Exactly as written, please set down all of the entries again, with no pictures.
===== Record set
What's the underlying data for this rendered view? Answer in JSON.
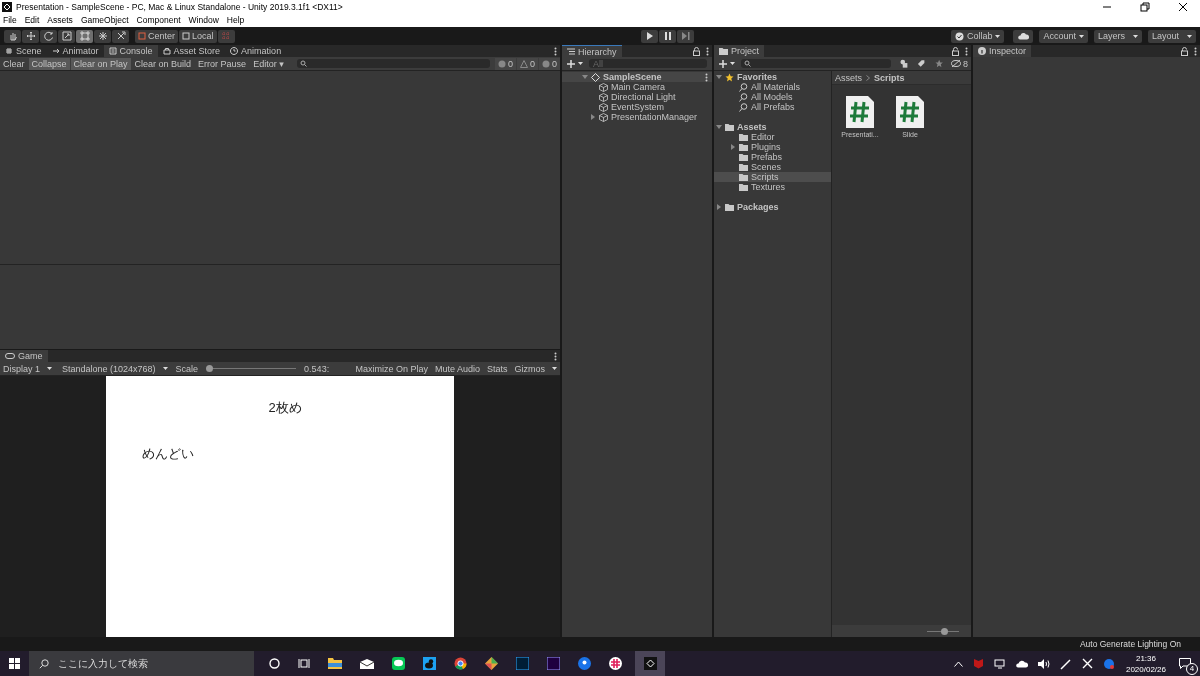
{
  "window": {
    "title": "Presentation - SampleScene - PC, Mac & Linux Standalone - Unity 2019.3.1f1 <DX11>"
  },
  "menu": [
    "File",
    "Edit",
    "Assets",
    "GameObject",
    "Component",
    "Window",
    "Help"
  ],
  "toolbar": {
    "tools": [
      {
        "selected": false
      },
      {
        "selected": false
      },
      {
        "selected": false
      },
      {
        "selected": false
      },
      {
        "selected": true
      },
      {
        "selected": false
      },
      {
        "selected": false
      }
    ],
    "pivot": [
      "Center",
      "Local"
    ],
    "right": [
      {
        "label": "Collab",
        "kind": "collab"
      },
      {
        "label": "Account",
        "kind": "dropdown"
      },
      {
        "label": "Layers",
        "kind": "dropdown"
      },
      {
        "label": "Layout",
        "kind": "dropdown"
      }
    ]
  },
  "console": {
    "tabs": [
      {
        "label": "Scene",
        "selected": false
      },
      {
        "label": "Animator",
        "selected": false
      },
      {
        "label": "Console",
        "selected": true
      },
      {
        "label": "Asset Store",
        "selected": false
      },
      {
        "label": "Animation",
        "selected": false
      }
    ],
    "buttons": [
      {
        "label": "Clear",
        "on": false
      },
      {
        "label": "Collapse",
        "on": true
      },
      {
        "label": "Clear on Play",
        "on": true
      },
      {
        "label": "Clear on Build",
        "on": false
      },
      {
        "label": "Error Pause",
        "on": false
      },
      {
        "label": "Editor ▾",
        "on": false
      }
    ],
    "counts": [
      "0",
      "0",
      "0"
    ]
  },
  "hierarchy": {
    "title": "Hierarchy",
    "search": {
      "placeholder": "All"
    },
    "scene": "SampleScene",
    "objects": [
      {
        "label": "Main Camera"
      },
      {
        "label": "Directional Light"
      },
      {
        "label": "EventSystem"
      },
      {
        "label": "PresentationManager",
        "expanded": false
      }
    ]
  },
  "project": {
    "title": "Project",
    "hidden_count": "8",
    "tree": [
      {
        "label": "Favorites",
        "kind": "favorites",
        "expanded": true,
        "selected": false,
        "children": [
          {
            "label": "All Materials",
            "kind": "search",
            "selected": false
          },
          {
            "label": "All Models",
            "kind": "search",
            "selected": false
          },
          {
            "label": "All Prefabs",
            "kind": "search",
            "selected": false
          }
        ]
      },
      {
        "label": "Assets",
        "kind": "folder",
        "expanded": true,
        "selected": false,
        "children": [
          {
            "label": "Editor",
            "kind": "folder",
            "selected": false
          },
          {
            "label": "Plugins",
            "kind": "folder",
            "expanded": false,
            "selected": false
          },
          {
            "label": "Prefabs",
            "kind": "folder",
            "selected": false
          },
          {
            "label": "Scenes",
            "kind": "folder",
            "selected": false
          },
          {
            "label": "Scripts",
            "kind": "folder",
            "selected": true
          },
          {
            "label": "Textures",
            "kind": "folder",
            "selected": false
          }
        ]
      },
      {
        "label": "Packages",
        "kind": "folder",
        "expanded": false,
        "selected": false
      }
    ],
    "breadcrumb": [
      "Assets",
      "Scripts"
    ],
    "files": [
      "Presentati...",
      "Slide"
    ],
    "zoom": {
      "level": 0.55
    }
  },
  "inspector": {
    "title": "Inspector"
  },
  "game": {
    "tab": "Game",
    "display": "Display 1",
    "resolution": "Standalone (1024x768)",
    "scale": {
      "label": "Scale",
      "level": 0,
      "reading": "0.543:"
    },
    "buttons": [
      "Maximize On Play",
      "Mute Audio",
      "Stats",
      "Gizmos"
    ],
    "slide": {
      "title": "2枚め",
      "body": "めんどい"
    }
  },
  "status_bar": "Auto Generate Lighting On",
  "taskbar": {
    "search": {
      "placeholder": "ここに入力して検索"
    },
    "time": "21:36",
    "date": "2020/02/26",
    "notifications": "4"
  }
}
==========
(Expected output)
What's the underlying data for this rendered view? Answer in JSON.
{
  "window": {
    "title": "Presentation - SampleScene - PC, Mac & Linux Standalone - Unity 2019.3.1f1 <DX11>"
  },
  "menu": [
    "File",
    "Edit",
    "Assets",
    "GameObject",
    "Component",
    "Window",
    "Help"
  ],
  "toolbar": {
    "tools": [
      {
        "selected": false
      },
      {
        "selected": false
      },
      {
        "selected": false
      },
      {
        "selected": false
      },
      {
        "selected": true
      },
      {
        "selected": false
      },
      {
        "selected": false
      }
    ],
    "pivot": [
      "Center",
      "Local"
    ],
    "right": [
      {
        "label": "Collab",
        "kind": "collab"
      },
      {
        "label": "Account",
        "kind": "dropdown"
      },
      {
        "label": "Layers",
        "kind": "dropdown"
      },
      {
        "label": "Layout",
        "kind": "dropdown"
      }
    ]
  },
  "console": {
    "tabs": [
      {
        "label": "Scene",
        "selected": false
      },
      {
        "label": "Animator",
        "selected": false
      },
      {
        "label": "Console",
        "selected": true
      },
      {
        "label": "Asset Store",
        "selected": false
      },
      {
        "label": "Animation",
        "selected": false
      }
    ],
    "buttons": [
      {
        "label": "Clear",
        "on": false
      },
      {
        "label": "Collapse",
        "on": true
      },
      {
        "label": "Clear on Play",
        "on": true
      },
      {
        "label": "Clear on Build",
        "on": false
      },
      {
        "label": "Error Pause",
        "on": false
      },
      {
        "label": "Editor ▾",
        "on": false
      }
    ],
    "counts": [
      "0",
      "0",
      "0"
    ]
  },
  "hierarchy": {
    "title": "Hierarchy",
    "search": {
      "placeholder": "All"
    },
    "scene": "SampleScene",
    "objects": [
      {
        "label": "Main Camera"
      },
      {
        "label": "Directional Light"
      },
      {
        "label": "EventSystem"
      },
      {
        "label": "PresentationManager",
        "expanded": false
      }
    ]
  },
  "project": {
    "title": "Project",
    "hidden_count": "8",
    "tree": [
      {
        "label": "Favorites",
        "kind": "favorites",
        "expanded": true,
        "selected": false,
        "children": [
          {
            "label": "All Materials",
            "kind": "search",
            "selected": false
          },
          {
            "label": "All Models",
            "kind": "search",
            "selected": false
          },
          {
            "label": "All Prefabs",
            "kind": "search",
            "selected": false
          }
        ]
      },
      {
        "label": "Assets",
        "kind": "folder",
        "expanded": true,
        "selected": false,
        "children": [
          {
            "label": "Editor",
            "kind": "folder",
            "selected": false
          },
          {
            "label": "Plugins",
            "kind": "folder",
            "expanded": false,
            "selected": false
          },
          {
            "label": "Prefabs",
            "kind": "folder",
            "selected": false
          },
          {
            "label": "Scenes",
            "kind": "folder",
            "selected": false
          },
          {
            "label": "Scripts",
            "kind": "folder",
            "selected": true
          },
          {
            "label": "Textures",
            "kind": "folder",
            "selected": false
          }
        ]
      },
      {
        "label": "Packages",
        "kind": "folder",
        "expanded": false,
        "selected": false
      }
    ],
    "breadcrumb": [
      "Assets",
      "Scripts"
    ],
    "files": [
      "Presentati...",
      "Slide"
    ],
    "zoom": {
      "level": 0.55
    }
  },
  "inspector": {
    "title": "Inspector"
  },
  "game": {
    "tab": "Game",
    "display": "Display 1",
    "resolution": "Standalone (1024x768)",
    "scale": {
      "label": "Scale",
      "level": 0,
      "reading": "0.543:"
    },
    "buttons": [
      "Maximize On Play",
      "Mute Audio",
      "Stats",
      "Gizmos"
    ],
    "slide": {
      "title": "2枚め",
      "body": "めんどい"
    }
  },
  "status_bar": "Auto Generate Lighting On",
  "taskbar": {
    "search": {
      "placeholder": "ここに入力して検索"
    },
    "time": "21:36",
    "date": "2020/02/26",
    "notifications": "4"
  }
}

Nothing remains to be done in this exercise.